======== Source
[dpdk-dev] [PATCH v3 1/4] hash: add k32v64 hash library

Ananyev, Konstantin konstantin.ananyev at intel.com
Thu Apr 23 15:31:20 CEST 2020


Hi Vladimir,

Apologies for late review.
My comments below. 

> K32V64 hash is a hash table that supports 32 bit keys and 64 bit values.
> This table is hash function agnostic so user must provide
> precalculated hash signature for add/delete/lookup operations.
> 
> Signed-off-by: Vladimir Medvedkin <vladimir.medvedkin at intel.com>
> ---
> 
> --- /dev/null
> +++ b/lib/librte_hash/rte_k32v64_hash.c
> @@ -0,0 +1,315 @@
> +/* SPDX-License-Identifier: BSD-3-Clause
> + * Copyright(c) 2020 Intel Corporation
> + */
> +
> +#include <string.h>
> +
> +#include <rte_eal_memconfig.h>
> +#include <rte_errno.h>
> +#include <rte_malloc.h>
> +#include <rte_memory.h>
> +#include <rte_tailq.h>
> +
> +#include <rte_k32v64_hash.h>
> +
> +TAILQ_HEAD(rte_k32v64_hash_list, rte_tailq_entry);
> +
> +static struct rte_tailq_elem rte_k32v64_hash_tailq = {
> +	.name = "RTE_K32V64_HASH",
> +};
> +
> +EAL_REGISTER_TAILQ(rte_k32v64_hash_tailq);
> +
> +#define VALID_KEY_MSK           ((1 << RTE_K32V64_KEYS_PER_BUCKET) - 1)
> +
> +#ifdef CC_AVX512VL_SUPPORT
> +int
> +k32v64_hash_bulk_lookup_avx512vl(struct rte_k32v64_hash_table *table,
> +	uint32_t *keys, uint32_t *hashes, uint64_t *values, unsigned int n);
> +#endif
> +
> +static int
> +k32v64_hash_bulk_lookup(struct rte_k32v64_hash_table *table, uint32_t *keys,
> +	uint32_t *hashes, uint64_t *values, unsigned int n)
================
What the task asks:
Summarize the mailing list message above in two sentences.
======== Data extract
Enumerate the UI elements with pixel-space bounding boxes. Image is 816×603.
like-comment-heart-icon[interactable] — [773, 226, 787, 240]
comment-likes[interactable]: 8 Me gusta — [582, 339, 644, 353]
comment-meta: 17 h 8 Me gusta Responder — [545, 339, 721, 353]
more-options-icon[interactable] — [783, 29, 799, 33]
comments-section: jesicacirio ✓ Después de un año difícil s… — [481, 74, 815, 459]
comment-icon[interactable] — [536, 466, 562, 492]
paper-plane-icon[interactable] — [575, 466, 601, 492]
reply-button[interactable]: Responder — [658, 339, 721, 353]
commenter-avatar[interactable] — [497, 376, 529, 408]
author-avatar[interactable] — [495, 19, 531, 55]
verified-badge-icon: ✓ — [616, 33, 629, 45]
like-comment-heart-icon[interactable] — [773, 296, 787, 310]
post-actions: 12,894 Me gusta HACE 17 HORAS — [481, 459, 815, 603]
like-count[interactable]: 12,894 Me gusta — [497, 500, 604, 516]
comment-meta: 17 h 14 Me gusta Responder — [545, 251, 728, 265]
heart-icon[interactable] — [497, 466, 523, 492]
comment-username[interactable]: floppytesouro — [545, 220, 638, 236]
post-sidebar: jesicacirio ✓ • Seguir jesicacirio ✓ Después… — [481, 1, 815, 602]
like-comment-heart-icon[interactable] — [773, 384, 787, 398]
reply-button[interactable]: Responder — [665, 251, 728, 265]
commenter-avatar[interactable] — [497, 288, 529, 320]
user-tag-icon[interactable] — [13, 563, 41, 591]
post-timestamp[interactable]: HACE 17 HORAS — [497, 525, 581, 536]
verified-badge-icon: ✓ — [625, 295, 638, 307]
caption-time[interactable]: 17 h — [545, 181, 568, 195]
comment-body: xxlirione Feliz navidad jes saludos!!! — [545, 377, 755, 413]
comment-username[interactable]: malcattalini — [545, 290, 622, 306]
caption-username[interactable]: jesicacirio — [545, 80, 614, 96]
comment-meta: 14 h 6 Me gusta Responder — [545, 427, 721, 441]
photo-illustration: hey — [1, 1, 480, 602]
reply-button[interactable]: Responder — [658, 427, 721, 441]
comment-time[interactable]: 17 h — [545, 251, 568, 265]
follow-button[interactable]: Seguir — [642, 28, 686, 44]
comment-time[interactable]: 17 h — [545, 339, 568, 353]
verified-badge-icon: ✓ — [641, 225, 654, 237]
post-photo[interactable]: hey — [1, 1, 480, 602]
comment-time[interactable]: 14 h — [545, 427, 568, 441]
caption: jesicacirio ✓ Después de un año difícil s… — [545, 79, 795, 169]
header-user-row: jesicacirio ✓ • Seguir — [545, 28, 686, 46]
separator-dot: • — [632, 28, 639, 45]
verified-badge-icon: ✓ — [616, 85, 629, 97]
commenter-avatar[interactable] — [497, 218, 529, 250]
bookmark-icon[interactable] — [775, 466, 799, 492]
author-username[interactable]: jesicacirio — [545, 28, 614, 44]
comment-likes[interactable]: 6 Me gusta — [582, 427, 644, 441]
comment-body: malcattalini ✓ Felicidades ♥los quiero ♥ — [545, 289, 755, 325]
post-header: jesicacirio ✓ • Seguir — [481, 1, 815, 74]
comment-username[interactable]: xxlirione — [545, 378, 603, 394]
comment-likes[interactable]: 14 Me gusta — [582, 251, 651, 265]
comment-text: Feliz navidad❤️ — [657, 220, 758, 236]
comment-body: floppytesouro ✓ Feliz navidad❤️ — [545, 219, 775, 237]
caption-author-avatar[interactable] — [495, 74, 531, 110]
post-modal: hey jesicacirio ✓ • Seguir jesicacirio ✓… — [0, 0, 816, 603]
================
Answer for the task:
Konstantin Ananyev apologizes to Vladimir for a late review of a patch that adds the k32v64 hash library. The quoted patch describes K32V64 hash as a hash table for 32-bit keys and 64-bit values that is hash function agnostic, so the user must provide a precalculated hash signature for add, delete and lookup operations.